(Extracted data entries)
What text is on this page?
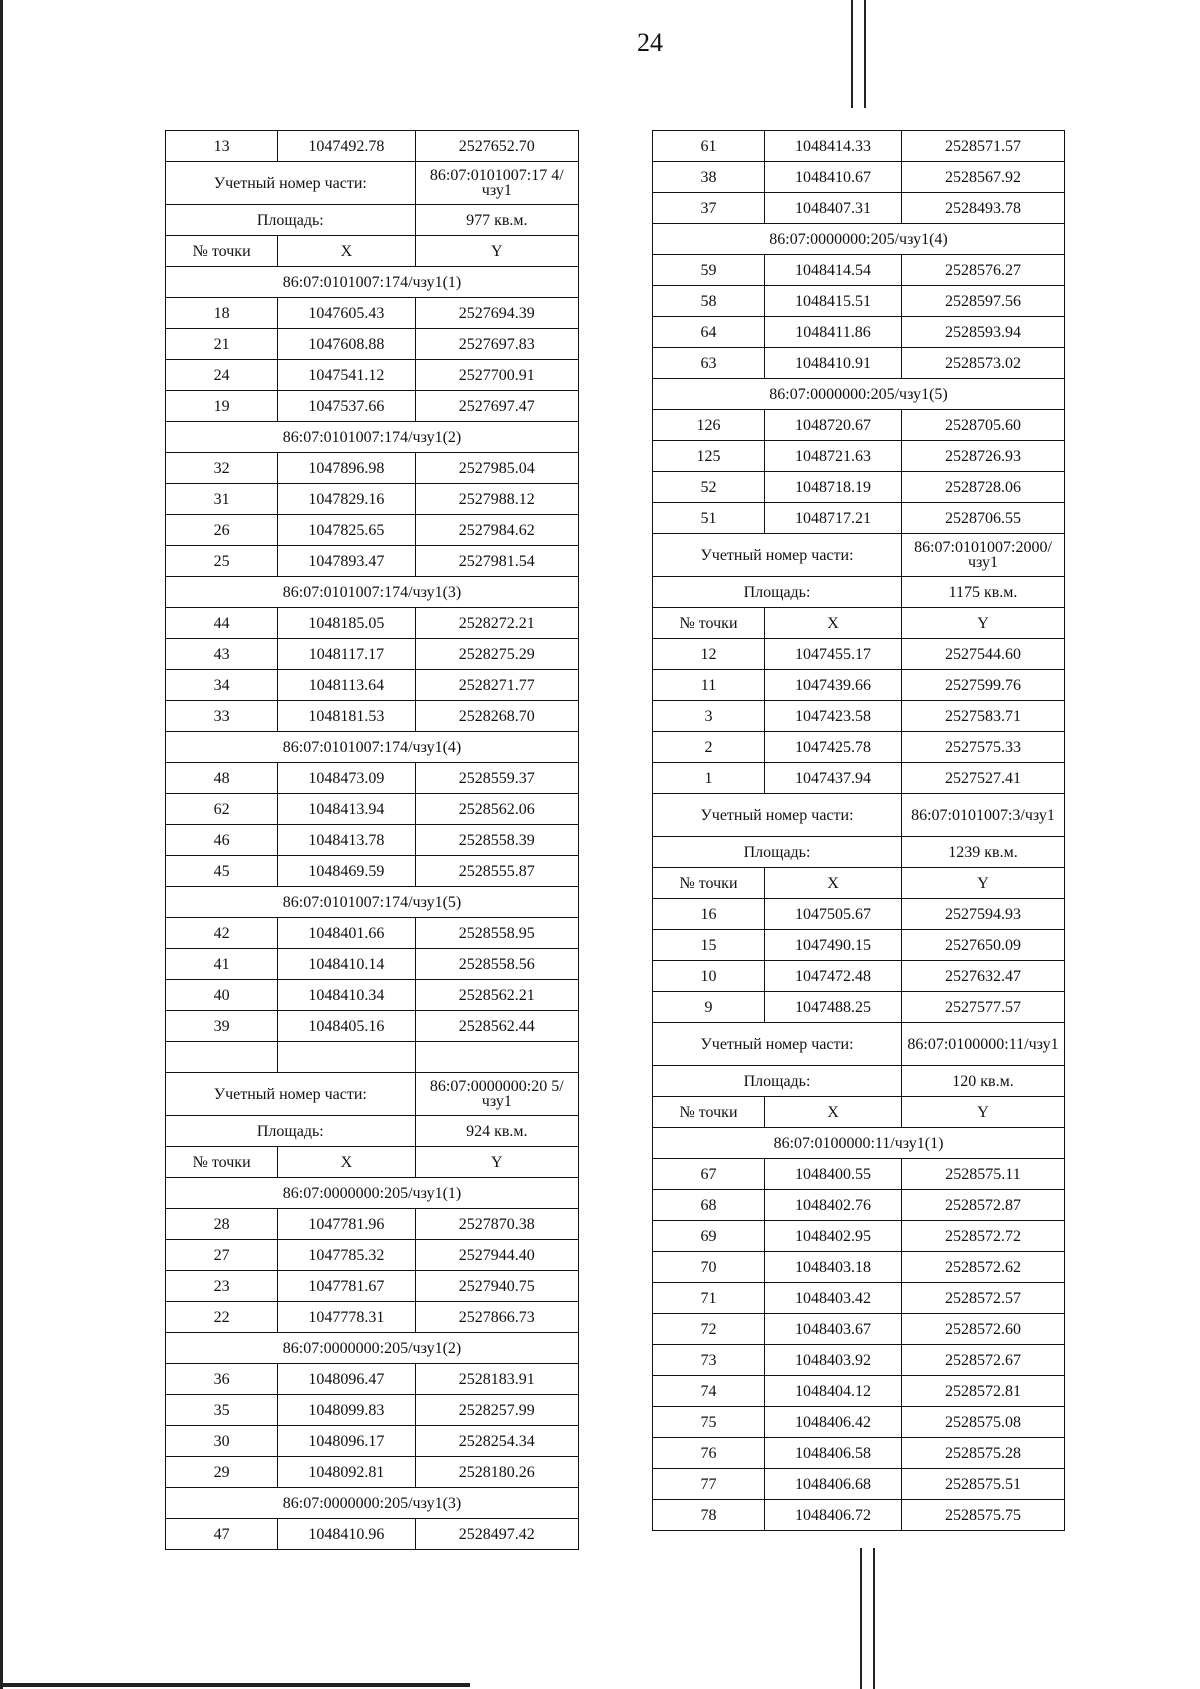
24
13	1047492.78	2527652.70
Учетный номер части:		86:07:0101007:17 4/чзу1
Площадь:		977 кв.м.
№ точки	X	Y
86:07:0101007:174/чзу1(1)		
18	1047605.43	2527694.39
21	1047608.88	2527697.83
24	1047541.12	2527700.91
19	1047537.66	2527697.47
86:07:0101007:174/чзу1(2)		
32	1047896.98	2527985.04
31	1047829.16	2527988.12
26	1047825.65	2527984.62
25	1047893.47	2527981.54
86:07:0101007:174/чзу1(3)		
44	1048185.05	2528272.21
43	1048117.17	2528275.29
34	1048113.64	2528271.77
33	1048181.53	2528268.70
86:07:0101007:174/чзу1(4)		
48	1048473.09	2528559.37
62	1048413.94	2528562.06
46	1048413.78	2528558.39
45	1048469.59	2528555.87
86:07:0101007:174/чзу1(5)		
42	1048401.66	2528558.95
41	1048410.14	2528558.56
40	1048410.34	2528562.21
39	1048405.16	2528562.44

Учетный номер части:		86:07:0000000:20 5/чзу1
Площадь:		924 кв.м.
№ точки	X	Y
86:07:0000000:205/чзу1(1)		
28	1047781.96	2527870.38
27	1047785.32	2527944.40
23	1047781.67	2527940.75
22	1047778.31	2527866.73
86:07:0000000:205/чзу1(2)		
36	1048096.47	2528183.91
35	1048099.83	2528257.99
30	1048096.17	2528254.34
29	1048092.81	2528180.26
86:07:0000000:205/чзу1(3)		
47	1048410.96	2528497.42
61	1048414.33	2528571.57
38	1048410.67	2528567.92
37	1048407.31	2528493.78
86:07:0000000:205/чзу1(4)		
59	1048414.54	2528576.27
58	1048415.51	2528597.56
64	1048411.86	2528593.94
63	1048410.91	2528573.02
86:07:0000000:205/чзу1(5)		
126	1048720.67	2528705.60
125	1048721.63	2528726.93
52	1048718.19	2528728.06
51	1048717.21	2528706.55
Учетный номер части:		86:07:0101007:2000/чзу1
Площадь:		1175 кв.м.
№ точки	X	Y
12	1047455.17	2527544.60
11	1047439.66	2527599.76
3	1047423.58	2527583.71
2	1047425.78	2527575.33
1	1047437.94	2527527.41
Учетный номер части:		86:07:0101007:3/чзу1
Площадь:		1239 кв.м.
№ точки	X	Y
16	1047505.67	2527594.93
15	1047490.15	2527650.09
10	1047472.48	2527632.47
9	1047488.25	2527577.57
Учетный номер части:		86:07:0100000:11/чзу1
Площадь:		120 кв.м.
№ точки	X	Y
86:07:0100000:11/чзу1(1)		
67	1048400.55	2528575.11
68	1048402.76	2528572.87
69	1048402.95	2528572.72
70	1048403.18	2528572.62
71	1048403.42	2528572.57
72	1048403.67	2528572.60
73	1048403.92	2528572.67
74	1048404.12	2528572.81
75	1048406.42	2528575.08
76	1048406.58	2528575.28
77	1048406.68	2528575.51
78	1048406.72	2528575.75
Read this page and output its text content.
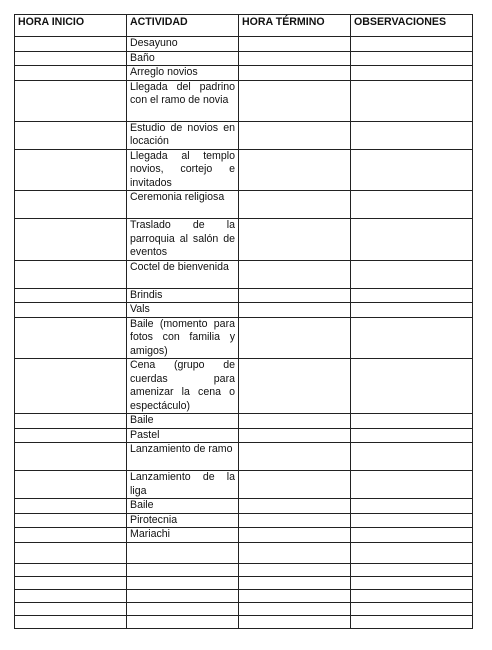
HORA INICIO	ACTIVIDAD	HORA TÉRMINO	OBSERVACIONES
	Desayuno		
	Baño		
	Arreglo novios		
	Llegada del padrino con el ramo de novia		
	Estudio de novios en locación		
	Llegada al templo novios, cortejo e invitados		
	Ceremonia religiosa		
	Traslado de la parroquia al salón de eventos		
	Coctel de bienvenida		
	Brindis		
	Vals		
	Baile (momento para fotos con familia y amigos)		
	Cena (grupo de cuerdas para amenizar la cena o espectáculo)		
	Baile		
	Pastel		
	Lanzamiento de ramo		
	Lanzamiento de la liga		
	Baile		
	Pirotecnia		
	Mariachi		
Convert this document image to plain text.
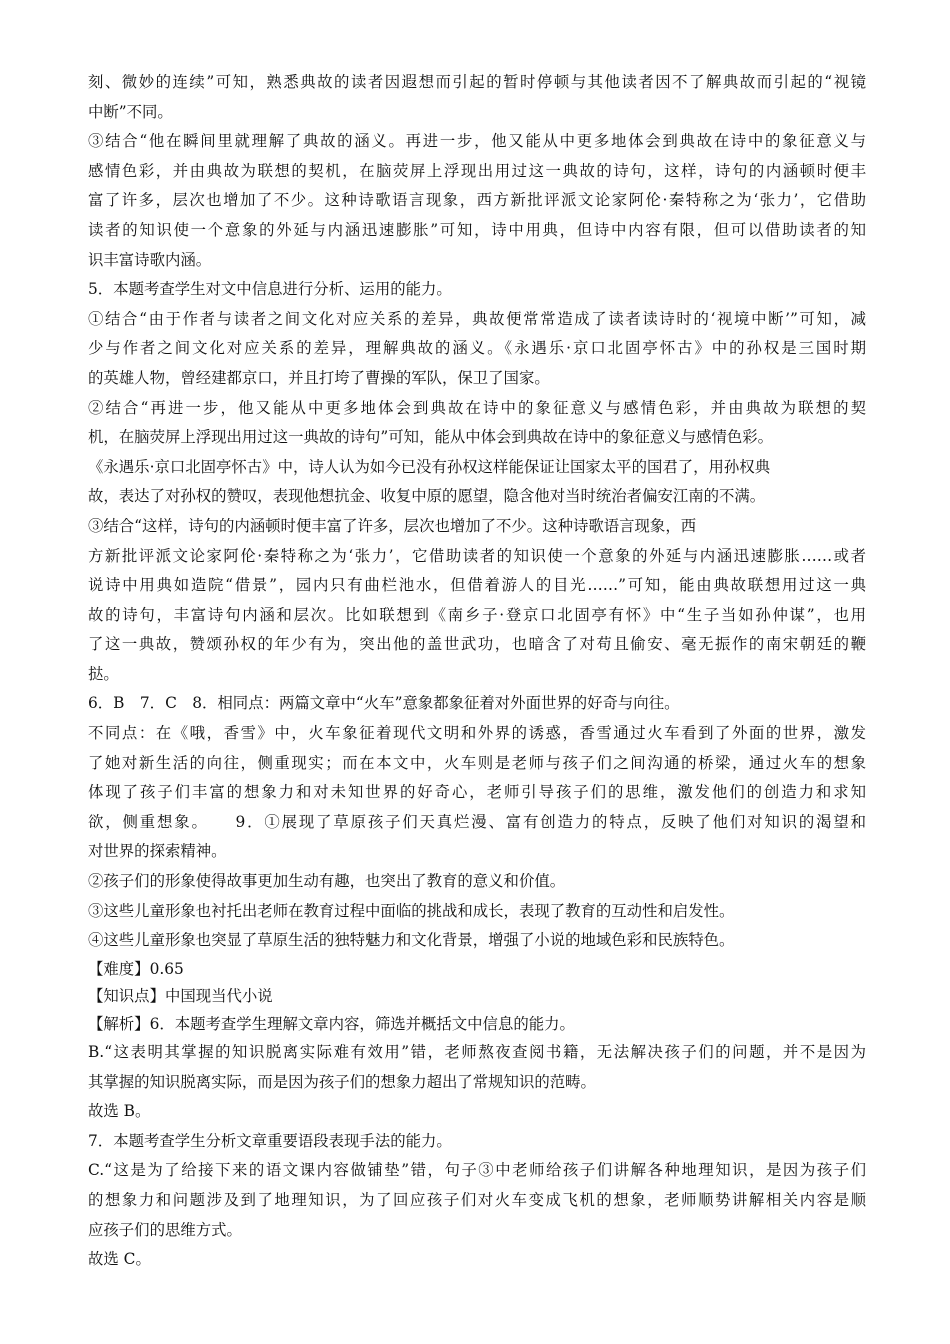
刻、微妙的连续”可知，熟悉典故的读者因遐想而引起的暂时停顿与其他读者因不了解典故而引起的“视镜
中断”不同。
③结合“他在瞬间里就理解了典故的涵义。再进一步，他又能从中更多地体会到典故在诗中的象征意义与
感情色彩，并由典故为联想的契机，在脑荧屏上浮现出用过这一典故的诗句，这样，诗句的内涵顿时便丰
富了许多，层次也增加了不少。这种诗歌语言现象，西方新批评派文论家阿伦·秦特称之为‘张力’，它借助
读者的知识使一个意象的外延与内涵迅速膨胀”可知，诗中用典，但诗中内容有限，但可以借助读者的知
识丰富诗歌内涵。
5．本题考查学生对文中信息进行分析、运用的能力。
①结合“由于作者与读者之间文化对应关系的差异，典故便常常造成了读者读诗时的‘视境中断’”可知，减
少与作者之间文化对应关系的差异，理解典故的涵义。《永遇乐·京口北固亭怀古》中的孙权是三国时期
的英雄人物，曾经建都京口，并且打垮了曹操的军队，保卫了国家。
②结合“再进一步，他又能从中更多地体会到典故在诗中的象征意义与感情色彩，并由典故为联想的契
机，在脑荧屏上浮现出用过这一典故的诗句”可知，能从中体会到典故在诗中的象征意义与感情色彩。
《永遇乐·京口北固亭怀古》中，诗人认为如今已没有孙权这样能保证让国家太平的国君了，用孙权典
故，表达了对孙权的赞叹，表现他想抗金、收复中原的愿望，隐含他对当时统治者偏安江南的不满。
③结合“这样，诗句的内涵顿时便丰富了许多，层次也增加了不少。这种诗歌语言现象，西
方新批评派文论家阿伦·秦特称之为‘张力’，它借助读者的知识使一个意象的外延与内涵迅速膨胀……或者
说诗中用典如造院“借景”，园内只有曲栏池水，但借着游人的目光……”可知，能由典故联想用过这一典
故的诗句，丰富诗句内涵和层次。比如联想到《南乡子·登京口北固亭有怀》中“生子当如孙仲谋”，也用
了这一典故，赞颂孙权的年少有为，突出他的盖世武功，也暗含了对苟且偷安、毫无振作的南宋朝廷的鞭
挞。
6．B　7．C　8．相同点：两篇文章中“火车”意象都象征着对外面世界的好奇与向往。
不同点：在《哦，香雪》中，火车象征着现代文明和外界的诱惑，香雪通过火车看到了外面的世界，激发
了她对新生活的向往，侧重现实；而在本文中，火车则是老师与孩子们之间沟通的桥梁，通过火车的想象
体现了孩子们丰富的想象力和对未知世界的好奇心，老师引导孩子们的思维，激发他们的创造力和求知
欲，侧重想象。　　9．①展现了草原孩子们天真烂漫、富有创造力的特点，反映了他们对知识的渴望和
对世界的探索精神。
②孩子们的形象使得故事更加生动有趣，也突出了教育的意义和价值。
③这些儿童形象也衬托出老师在教育过程中面临的挑战和成长，表现了教育的互动性和启发性。
④这些儿童形象也突显了草原生活的独特魅力和文化背景，增强了小说的地域色彩和民族特色。
【难度】0.65
【知识点】中国现当代小说
【解析】6．本题考查学生理解文章内容，筛选并概括文中信息的能力。
B.“这表明其掌握的知识脱离实际难有效用”错，老师熬夜查阅书籍，无法解决孩子们的问题，并不是因为
其掌握的知识脱离实际，而是因为孩子们的想象力超出了常规知识的范畴。
故选 B。
7．本题考查学生分析文章重要语段表现手法的能力。
C.“这是为了给接下来的语文课内容做铺垫”错，句子③中老师给孩子们讲解各种地理知识，是因为孩子们
的想象力和问题涉及到了地理知识，为了回应孩子们对火车变成飞机的想象，老师顺势讲解相关内容是顺
应孩子们的思维方式。
故选 C。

**TASK TO CARRY OUT**
Repeat the data exactly, dropping every picture it holds.

**ANSWER IN FULL**
What text is on this page?
24
13	1047492.78	2527652.70
Учетный номер части:		86:07:0101007:17 4/чзу1
Площадь:		977 кв.м.
№ точки	X	Y
86:07:0101007:174/чзу1(1)		
18	1047605.43	2527694.39
21	1047608.88	2527697.83
24	1047541.12	2527700.91
19	1047537.66	2527697.47
86:07:0101007:174/чзу1(2)		
32	1047896.98	2527985.04
31	1047829.16	2527988.12
26	1047825.65	2527984.62
25	1047893.47	2527981.54
86:07:0101007:174/чзу1(3)		
44	1048185.05	2528272.21
43	1048117.17	2528275.29
34	1048113.64	2528271.77
33	1048181.53	2528268.70
86:07:0101007:174/чзу1(4)		
48	1048473.09	2528559.37
62	1048413.94	2528562.06
46	1048413.78	2528558.39
45	1048469.59	2528555.87
86:07:0101007:174/чзу1(5)		
42	1048401.66	2528558.95
41	1048410.14	2528558.56
40	1048410.34	2528562.21
39	1048405.16	2528562.44

Учетный номер части:		86:07:0000000:20 5/чзу1
Площадь:		924 кв.м.
№ точки	X	Y
86:07:0000000:205/чзу1(1)		
28	1047781.96	2527870.38
27	1047785.32	2527944.40
23	1047781.67	2527940.75
22	1047778.31	2527866.73
86:07:0000000:205/чзу1(2)		
36	1048096.47	2528183.91
35	1048099.83	2528257.99
30	1048096.17	2528254.34
29	1048092.81	2528180.26
86:07:0000000:205/чзу1(3)		
47	1048410.96	2528497.42
61	1048414.33	2528571.57
38	1048410.67	2528567.92
37	1048407.31	2528493.78
86:07:0000000:205/чзу1(4)		
59	1048414.54	2528576.27
58	1048415.51	2528597.56
64	1048411.86	2528593.94
63	1048410.91	2528573.02
86:07:0000000:205/чзу1(5)		
126	1048720.67	2528705.60
125	1048721.63	2528726.93
52	1048718.19	2528728.06
51	1048717.21	2528706.55
Учетный номер части:		86:07:0101007:2000/чзу1
Площадь:		1175 кв.м.
№ точки	X	Y
12	1047455.17	2527544.60
11	1047439.66	2527599.76
3	1047423.58	2527583.71
2	1047425.78	2527575.33
1	1047437.94	2527527.41
Учетный номер части:		86:07:0101007:3/чзу1
Площадь:		1239 кв.м.
№ точки	X	Y
16	1047505.67	2527594.93
15	1047490.15	2527650.09
10	1047472.48	2527632.47
9	1047488.25	2527577.57
Учетный номер части:		86:07:0100000:11/чзу1
Площадь:		120 кв.м.
№ точки	X	Y
86:07:0100000:11/чзу1(1)		
67	1048400.55	2528575.11
68	1048402.76	2528572.87
69	1048402.95	2528572.72
70	1048403.18	2528572.62
71	1048403.42	2528572.57
72	1048403.67	2528572.60
73	1048403.92	2528572.67
74	1048404.12	2528572.81
75	1048406.42	2528575.08
76	1048406.58	2528575.28
77	1048406.68	2528575.51
78	1048406.72	2528575.75
Read this page and output its text content.
HORA INICIO	ACTIVIDAD	HORA TÉRMINO	OBSERVACIONES
	Desayuno		
	Baño		
	Arreglo novios		
	Llegada del padrino con el ramo de novia		
	Estudio de novios en locación		
	Llegada al templo novios, cortejo e invitados		
	Ceremonia religiosa		
	Traslado de la parroquia al salón de eventos		
	Coctel de bienvenida		
	Brindis		
	Vals		
	Baile (momento para fotos con familia y amigos)		
	Cena (grupo de cuerdas para amenizar la cena o espectáculo)		
	Baile		
	Pastel		
	Lanzamiento de ramo		
	Lanzamiento de la liga		
	Baile		
	Pirotecnia		
	Mariachi		
Convert this document image to plain text.
刻、微妙的连续”可知，熟悉典故的读者因遐想而引起的暂时停顿与其他读者因不了解典故而引起的“视镜
中断”不同。
③结合“他在瞬间里就理解了典故的涵义。再进一步，他又能从中更多地体会到典故在诗中的象征意义与
感情色彩，并由典故为联想的契机，在脑荧屏上浮现出用过这一典故的诗句，这样，诗句的内涵顿时便丰
富了许多，层次也增加了不少。这种诗歌语言现象，西方新批评派文论家阿伦·秦特称之为‘张力’，它借助
读者的知识使一个意象的外延与内涵迅速膨胀”可知，诗中用典，但诗中内容有限，但可以借助读者的知
识丰富诗歌内涵。
5．本题考查学生对文中信息进行分析、运用的能力。
①结合“由于作者与读者之间文化对应关系的差异，典故便常常造成了读者读诗时的‘视境中断’”可知，减
少与作者之间文化对应关系的差异，理解典故的涵义。《永遇乐·京口北固亭怀古》中的孙权是三国时期
的英雄人物，曾经建都京口，并且打垮了曹操的军队，保卫了国家。
②结合“再进一步，他又能从中更多地体会到典故在诗中的象征意义与感情色彩，并由典故为联想的契
机，在脑荧屏上浮现出用过这一典故的诗句”可知，能从中体会到典故在诗中的象征意义与感情色彩。
《永遇乐·京口北固亭怀古》中，诗人认为如今已没有孙权这样能保证让国家太平的国君了，用孙权典
故，表达了对孙权的赞叹，表现他想抗金、收复中原的愿望，隐含他对当时统治者偏安江南的不满。
③结合“这样，诗句的内涵顿时便丰富了许多，层次也增加了不少。这种诗歌语言现象，西
方新批评派文论家阿伦·秦特称之为‘张力’，它借助读者的知识使一个意象的外延与内涵迅速膨胀……或者
说诗中用典如造院“借景”，园内只有曲栏池水，但借着游人的目光……”可知，能由典故联想用过这一典
故的诗句，丰富诗句内涵和层次。比如联想到《南乡子·登京口北固亭有怀》中“生子当如孙仲谋”，也用
了这一典故，赞颂孙权的年少有为，突出他的盖世武功，也暗含了对苟且偷安、毫无振作的南宋朝廷的鞭
挞。
6．B　7．C　8．相同点：两篇文章中“火车”意象都象征着对外面世界的好奇与向往。
不同点：在《哦，香雪》中，火车象征着现代文明和外界的诱惑，香雪通过火车看到了外面的世界，激发
了她对新生活的向往，侧重现实；而在本文中，火车则是老师与孩子们之间沟通的桥梁，通过火车的想象
体现了孩子们丰富的想象力和对未知世界的好奇心，老师引导孩子们的思维，激发他们的创造力和求知
欲，侧重想象。　　9．①展现了草原孩子们天真烂漫、富有创造力的特点，反映了他们对知识的渴望和
对世界的探索精神。
②孩子们的形象使得故事更加生动有趣，也突出了教育的意义和价值。
③这些儿童形象也衬托出老师在教育过程中面临的挑战和成长，表现了教育的互动性和启发性。
④这些儿童形象也突显了草原生活的独特魅力和文化背景，增强了小说的地域色彩和民族特色。
【难度】0.65
【知识点】中国现当代小说
【解析】6．本题考查学生理解文章内容，筛选并概括文中信息的能力。
B.“这表明其掌握的知识脱离实际难有效用”错，老师熬夜查阅书籍，无法解决孩子们的问题，并不是因为
其掌握的知识脱离实际，而是因为孩子们的想象力超出了常规知识的范畴。
故选 B。
7．本题考查学生分析文章重要语段表现手法的能力。
C.“这是为了给接下来的语文课内容做铺垫”错，句子③中老师给孩子们讲解各种地理知识，是因为孩子们
的想象力和问题涉及到了地理知识，为了回应孩子们对火车变成飞机的想象，老师顺势讲解相关内容是顺
应孩子们的思维方式。
故选 C。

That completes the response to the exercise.